» **Task to carry out**:
Write every line out verbatim and omit the pictures.

» **Stored data**:

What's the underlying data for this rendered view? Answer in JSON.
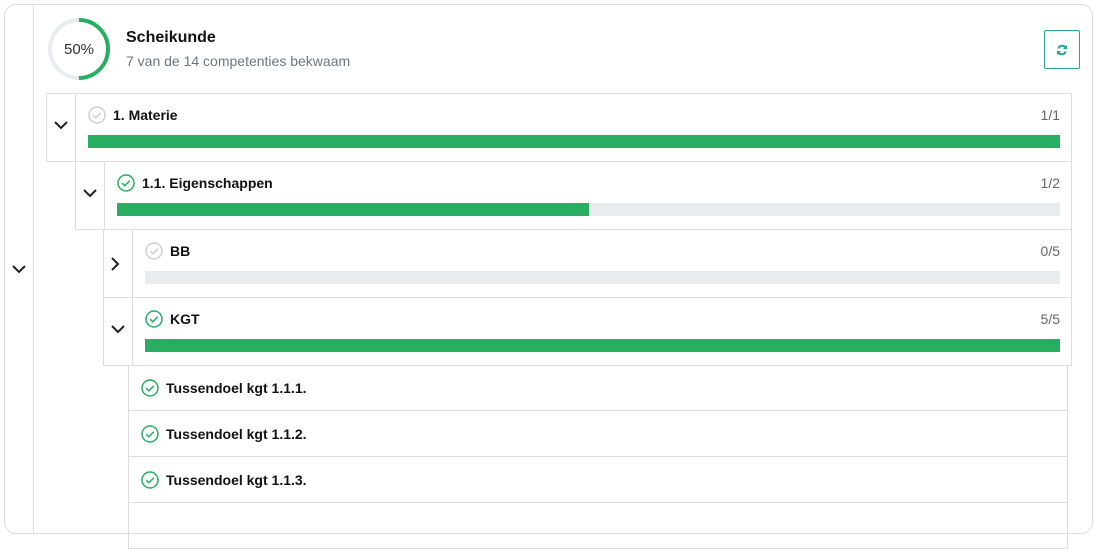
{
  "header": {
    "percent": "50%",
    "progress": 0.5,
    "title": "Scheikunde",
    "subtitle": "7 van de 14 competenties bekwaam",
    "refresh_icon": "refresh-icon"
  },
  "colors": {
    "accent": "#27ae60",
    "track": "#e9ecef",
    "refresh": "#2aa198"
  },
  "rows": [
    {
      "label": "1. Materie",
      "count": "1/1",
      "progress": 1.0,
      "check": "grey",
      "expanded": true
    },
    {
      "label": "1.1. Eigenschappen",
      "count": "1/2",
      "progress": 0.5,
      "check": "green",
      "expanded": true
    },
    {
      "label": "BB",
      "count": "0/5",
      "progress": 0,
      "check": "grey",
      "expanded": false
    },
    {
      "label": "KGT",
      "count": "5/5",
      "progress": 1.0,
      "check": "green",
      "expanded": true
    }
  ],
  "leaves": [
    {
      "label": "Tussendoel kgt 1.1.1."
    },
    {
      "label": "Tussendoel kgt 1.1.2."
    },
    {
      "label": "Tussendoel kgt 1.1.3."
    }
  ]
}
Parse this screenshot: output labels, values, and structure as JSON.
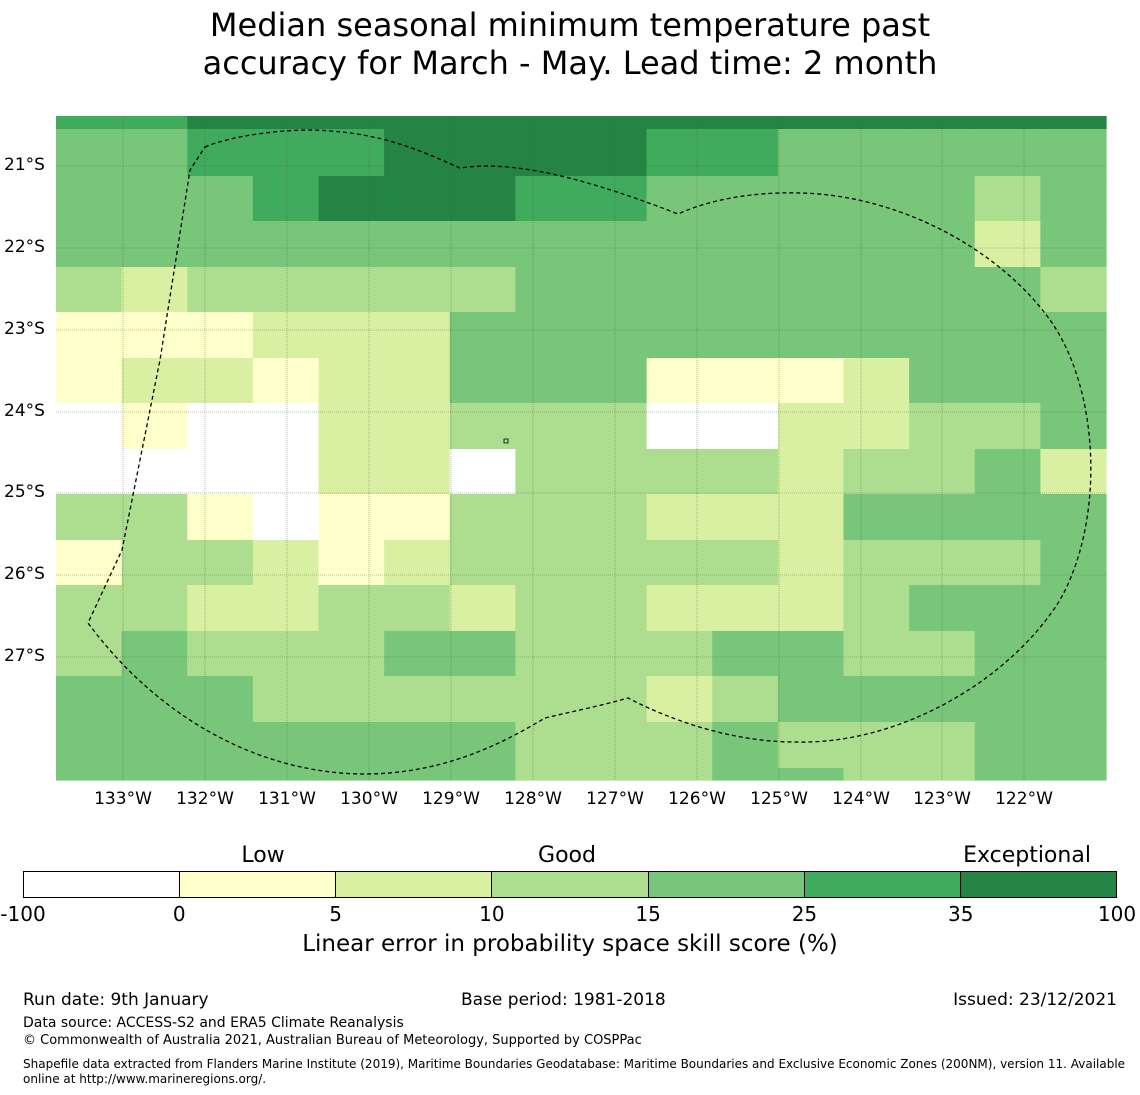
{
  "title": {
    "line1": "Median seasonal minimum temperature past",
    "line2": "accuracy for March - May. Lead time: 2 month"
  },
  "map": {
    "lat_labels": [
      "21°S",
      "22°S",
      "23°S",
      "24°S",
      "25°S",
      "26°S",
      "27°S"
    ],
    "lon_labels": [
      "133°W",
      "132°W",
      "131°W",
      "130°W",
      "129°W",
      "128°W",
      "127°W",
      "126°W",
      "125°W",
      "124°W",
      "123°W",
      "122°W"
    ],
    "boundary": "Exclusive Economic Zone (200NM)",
    "grid": [
      "5566666666666666",
      "4455566665544444",
      "4445666554444434",
      "4444444444444424",
      "3233333444444443",
      "1112224444444444",
      "1221224441112444",
      "0100223330022334",
      "0000220333323342",
      "3310113332224444",
      "1332123333323334",
      "3322332332223444",
      "3433344333443344",
      "4443333332344444",
      "4444444333433344",
      "4444444333443344"
    ]
  },
  "legend": {
    "categories": [
      "Low",
      "Good",
      "Exceptional"
    ],
    "colors": [
      "#ffffff",
      "#ffffcc",
      "#d9f0a3",
      "#addd8e",
      "#78c679",
      "#41ab5d",
      "#238443"
    ],
    "ticks": [
      "-100",
      "0",
      "5",
      "10",
      "15",
      "25",
      "35",
      "100"
    ],
    "label": "Linear error in probability space skill score (%)"
  },
  "footer": {
    "run_date": "Run date: 9th January",
    "base_period": "Base period: 1981-2018",
    "issued": "Issued: 23/12/2021",
    "data_source": "Data source: ACCESS-S2 and ERA5 Climate Reanalysis",
    "copyright": "© Commonwealth of Australia 2021, Australian Bureau of Meteorology, Supported by COSPPac",
    "shapefile_line1": "Shapefile data extracted from Flanders Marine Institute (2019), Maritime Boundaries Geodatabase: Maritime Boundaries and Exclusive Economic Zones (200NM), version 11. Available",
    "shapefile_line2": "online at http://www.marineregions.org/."
  }
}
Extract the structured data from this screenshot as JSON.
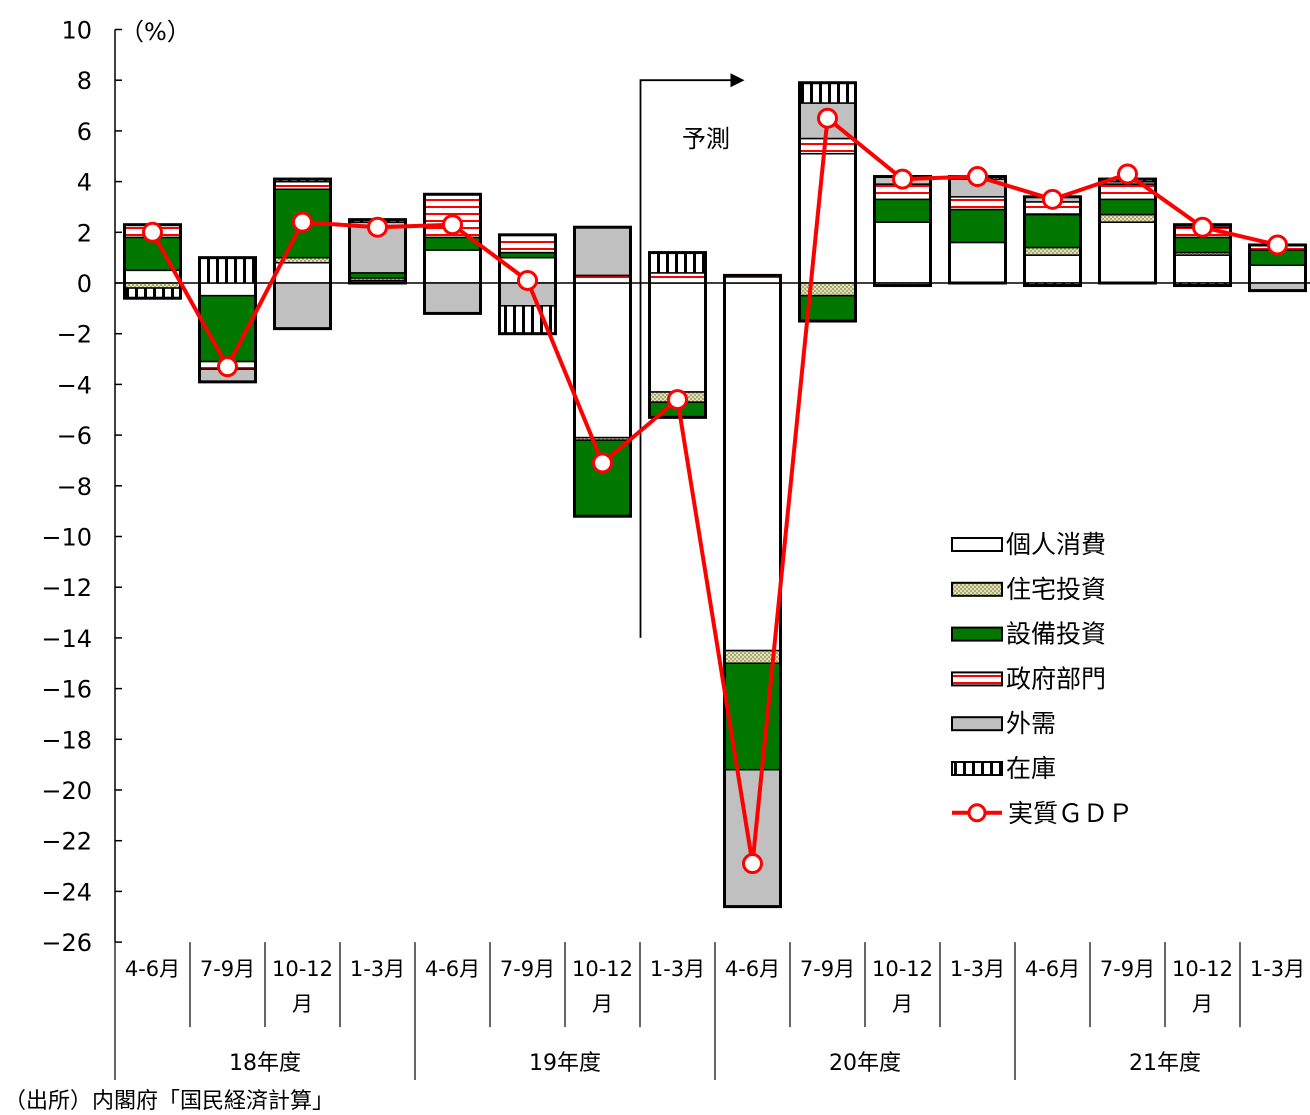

» **Output for this exercise**:
What's the underlying data for this rendered view? Answer in JSON.
{
  "header": {
    "percent": "50%",
    "progress": 0.5,
    "title": "Scheikunde",
    "subtitle": "7 van de 14 competenties bekwaam",
    "refresh_icon": "refresh-icon"
  },
  "colors": {
    "accent": "#27ae60",
    "track": "#e9ecef",
    "refresh": "#2aa198"
  },
  "rows": [
    {
      "label": "1. Materie",
      "count": "1/1",
      "progress": 1.0,
      "check": "grey",
      "expanded": true
    },
    {
      "label": "1.1. Eigenschappen",
      "count": "1/2",
      "progress": 0.5,
      "check": "green",
      "expanded": true
    },
    {
      "label": "BB",
      "count": "0/5",
      "progress": 0,
      "check": "grey",
      "expanded": false
    },
    {
      "label": "KGT",
      "count": "5/5",
      "progress": 1.0,
      "check": "green",
      "expanded": true
    }
  ],
  "leaves": [
    {
      "label": "Tussendoel kgt 1.1.1."
    },
    {
      "label": "Tussendoel kgt 1.1.2."
    },
    {
      "label": "Tussendoel kgt 1.1.3."
    }
  ]
}
Parse this screenshot: output labels, values, and structure as JSON.
{
  "title": {
    "line1": "Median seasonal minimum temperature past",
    "line2": "accuracy for March - May. Lead time: 2 month"
  },
  "map": {
    "lat_labels": [
      "21°S",
      "22°S",
      "23°S",
      "24°S",
      "25°S",
      "26°S",
      "27°S"
    ],
    "lon_labels": [
      "133°W",
      "132°W",
      "131°W",
      "130°W",
      "129°W",
      "128°W",
      "127°W",
      "126°W",
      "125°W",
      "124°W",
      "123°W",
      "122°W"
    ],
    "boundary": "Exclusive Economic Zone (200NM)",
    "grid": [
      "5566666666666666",
      "4455566665544444",
      "4445666554444434",
      "4444444444444424",
      "3233333444444443",
      "1112224444444444",
      "1221224441112444",
      "0100223330022334",
      "0000220333323342",
      "3310113332224444",
      "1332123333323334",
      "3322332332223444",
      "3433344333443344",
      "4443333332344444",
      "4444444333433344",
      "4444444333443344"
    ]
  },
  "legend": {
    "categories": [
      "Low",
      "Good",
      "Exceptional"
    ],
    "colors": [
      "#ffffff",
      "#ffffcc",
      "#d9f0a3",
      "#addd8e",
      "#78c679",
      "#41ab5d",
      "#238443"
    ],
    "ticks": [
      "-100",
      "0",
      "5",
      "10",
      "15",
      "25",
      "35",
      "100"
    ],
    "label": "Linear error in probability space skill score (%)"
  },
  "footer": {
    "run_date": "Run date: 9th January",
    "base_period": "Base period: 1981-2018",
    "issued": "Issued: 23/12/2021",
    "data_source": "Data source: ACCESS-S2 and ERA5 Climate Reanalysis",
    "copyright": "© Commonwealth of Australia 2021, Australian Bureau of Meteorology, Supported by COSPPac",
    "shapefile_line1": "Shapefile data extracted from Flanders Marine Institute (2019), Maritime Boundaries Geodatabase: Maritime Boundaries and Exclusive Economic Zones (200NM), version 11. Available",
    "shapefile_line2": "online at http://www.marineregions.org/."
  }
}
Extract the structured data from this screenshot as JSON.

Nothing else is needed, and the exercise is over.